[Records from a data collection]
·····

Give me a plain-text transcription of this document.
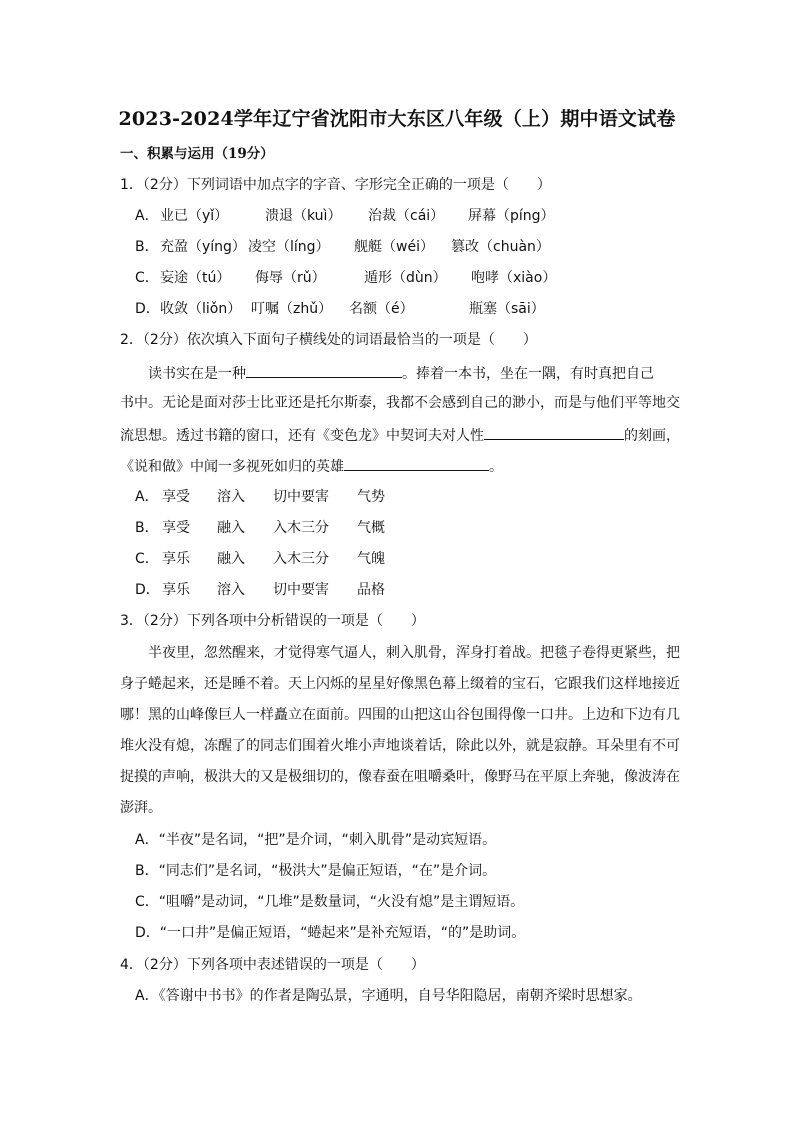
2023-2024学年辽宁省沈阳市大东区八年级（上）期中语文试卷
一、积累与运用（19分）
1．（2分）下列词语中加点字的字音、字形完全正确的一项是（　　）
A． 业已（yǐ）	溃退（kuì） 治裁（cái） 屏幕（píng）
B． 充盈（yíng） 凌空（líng） 舰艇（wéi） 篡改（chuàn）
C． 妄途（tú） 侮辱（rǔ）	遁形（dùn） 咆哮（xiào）
D． 收敛（liǒn） 叮嘱（zhǔ） 名额（é）	瓶塞（sāi）
2．（2分）依次填入下面句子横线处的词语最恰当的一项是（　　）
读书实在是一种	。捧着一本书，坐在一隅，有时真把自己
书中。无论是面对莎士比亚还是托尔斯泰，我都不会感到自己的渺小，而是与他们平等地交
流思想。透过书籍的窗口，还有《变色龙》中契诃夫对人性	的刻画，
《说和做》中闻一多视死如归的英雄	。
A． 享受 溶入 切中要害 气势
B． 享受 融入 入木三分 气概
C． 享乐 融入 入木三分 气魄
D． 享乐 溶入 切中要害 品格
3．（2分）下列各项中分析错误的一项是（　　）
半夜里，忽然醒来，才觉得寒气逼人，刺入肌骨，浑身打着战。把毯子卷得更紧些，把
身子蜷起来，还是睡不着。天上闪烁的星星好像黑色幕上缀着的宝石，它跟我们这样地接近
哪！黑的山峰像巨人一样矗立在面前。四围的山把这山谷包围得像一口井。上边和下边有几
堆火没有熄，冻醒了的同志们围着火堆小声地谈着话，除此以外，就是寂静。耳朵里有不可
捉摸的声响，极洪大的又是极细切的，像春蚕在咀嚼桑叶，像野马在平原上奔驰，像波涛在
澎湃。
A．“半夜”是名词，“把”是介词，“刺入肌骨”是动宾短语。
B．“同志们”是名词，“极洪大”是偏正短语，“在”是介词。
C．“咀嚼”是动词，“几堆”是数量词，“火没有熄”是主谓短语。
D．“一口井”是偏正短语，“蜷起来”是补充短语，“的”是助词。
4．（2分）下列各项中表述错误的一项是（　　）
A．《答谢中书书》的作者是陶弘景，字通明，自号华阳隐居，南朝齐梁时思想家。
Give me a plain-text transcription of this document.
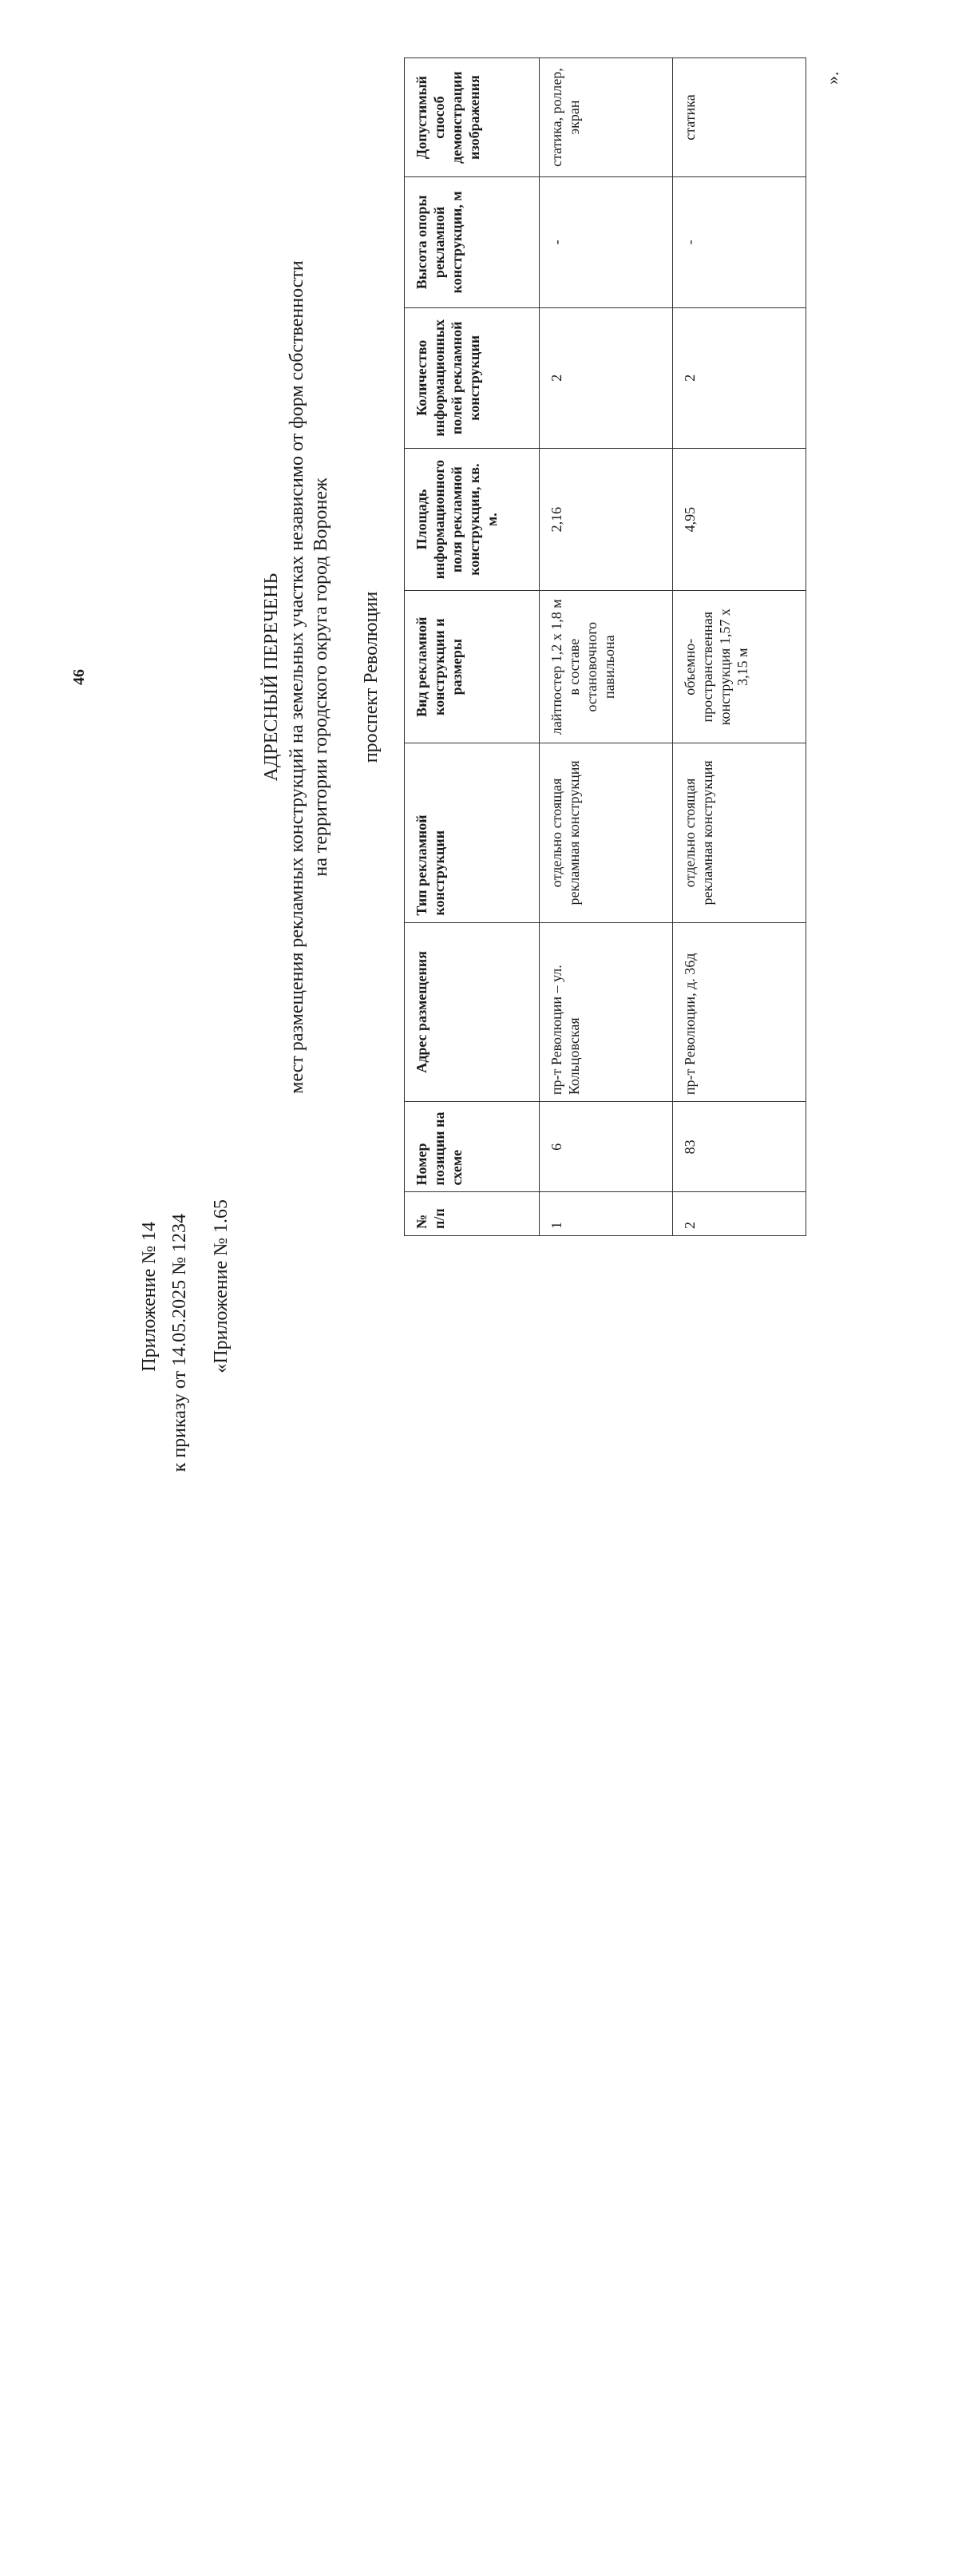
46
Приложение № 14 к приказу от 14.05.2025 № 1234 «Приложение № 1.65
АДРЕСНЫЙ ПЕРЕЧЕНЬ мест размещения рекламных конструкций на земельных участках независимо от форм собственности на территории городского округа город Воронеж проспект Революции
№ п/п	Номер позиции на схеме	Адрес размещения	Тип рекламной конструкции	Вид рекламной конструкции и размеры	Площадь информационного поля рекламной конструкции, кв. м.	Количество информационных полей рекламной конструкции	Высота опоры рекламной конструкции, м	Допустимый способ демонстрации изображения
1	6	пр-т Революции – ул. Кольцовская	отдельно стоящая рекламная конструкция	лайтпостер 1,2 х 1,8 м в составе остановочного павильона	2,16	2	-	статика, роллер, экран
2	83	пр-т Революции, д. 36д	отдельно стоящая рекламная конструкция	объемно-пространственная конструкция 1,57 х 3,15 м	4,95	2	-	статика
».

·····

Task description: Reproduce all of the material above word for word. Omit the pictures.

Exercise result:
Give me a plain-text transcription of this document.
2023-2024学年辽宁省沈阳市大东区八年级（上）期中语文试卷
一、积累与运用（19分）
1．（2分）下列词语中加点字的字音、字形完全正确的一项是（　　）
A． 业已（yǐ）	溃退（kuì） 治裁（cái） 屏幕（píng）
B． 充盈（yíng） 凌空（líng） 舰艇（wéi） 篡改（chuàn）
C． 妄途（tú） 侮辱（rǔ）	遁形（dùn） 咆哮（xiào）
D． 收敛（liǒn） 叮嘱（zhǔ） 名额（é）	瓶塞（sāi）
2．（2分）依次填入下面句子横线处的词语最恰当的一项是（　　）
读书实在是一种	。捧着一本书，坐在一隅，有时真把自己
书中。无论是面对莎士比亚还是托尔斯泰，我都不会感到自己的渺小，而是与他们平等地交
流思想。透过书籍的窗口，还有《变色龙》中契诃夫对人性	的刻画，
《说和做》中闻一多视死如归的英雄	。
A． 享受 溶入 切中要害 气势
B． 享受 融入 入木三分 气概
C． 享乐 融入 入木三分 气魄
D． 享乐 溶入 切中要害 品格
3．（2分）下列各项中分析错误的一项是（　　）
半夜里，忽然醒来，才觉得寒气逼人，刺入肌骨，浑身打着战。把毯子卷得更紧些，把
身子蜷起来，还是睡不着。天上闪烁的星星好像黑色幕上缀着的宝石，它跟我们这样地接近
哪！黑的山峰像巨人一样矗立在面前。四围的山把这山谷包围得像一口井。上边和下边有几
堆火没有熄，冻醒了的同志们围着火堆小声地谈着话，除此以外，就是寂静。耳朵里有不可
捉摸的声响，极洪大的又是极细切的，像春蚕在咀嚼桑叶，像野马在平原上奔驰，像波涛在
澎湃。
A．“半夜”是名词，“把”是介词，“刺入肌骨”是动宾短语。
B．“同志们”是名词，“极洪大”是偏正短语，“在”是介词。
C．“咀嚼”是动词，“几堆”是数量词，“火没有熄”是主谓短语。
D．“一口井”是偏正短语，“蜷起来”是补充短语，“的”是助词。
4．（2分）下列各项中表述错误的一项是（　　）
A．《答谢中书书》的作者是陶弘景，字通明，自号华阳隐居，南朝齐梁时思想家。
Give me a plain-text transcription of this document.
46
Приложение № 14 к приказу от 14.05.2025 № 1234 «Приложение № 1.65
АДРЕСНЫЙ ПЕРЕЧЕНЬ мест размещения рекламных конструкций на земельных участках независимо от форм собственности на территории городского округа город Воронеж проспект Революции
№ п/п	Номер позиции на схеме	Адрес размещения	Тип рекламной конструкции	Вид рекламной конструкции и размеры	Площадь информационного поля рекламной конструкции, кв. м.	Количество информационных полей рекламной конструкции	Высота опоры рекламной конструкции, м	Допустимый способ демонстрации изображения
1	6	пр-т Революции – ул. Кольцовская	отдельно стоящая рекламная конструкция	лайтпостер 1,2 х 1,8 м в составе остановочного павильона	2,16	2	-	статика, роллер, экран
2	83	пр-т Революции, д. 36д	отдельно стоящая рекламная конструкция	объемно-пространственная конструкция 1,57 х 3,15 м	4,95	2	-	статика
».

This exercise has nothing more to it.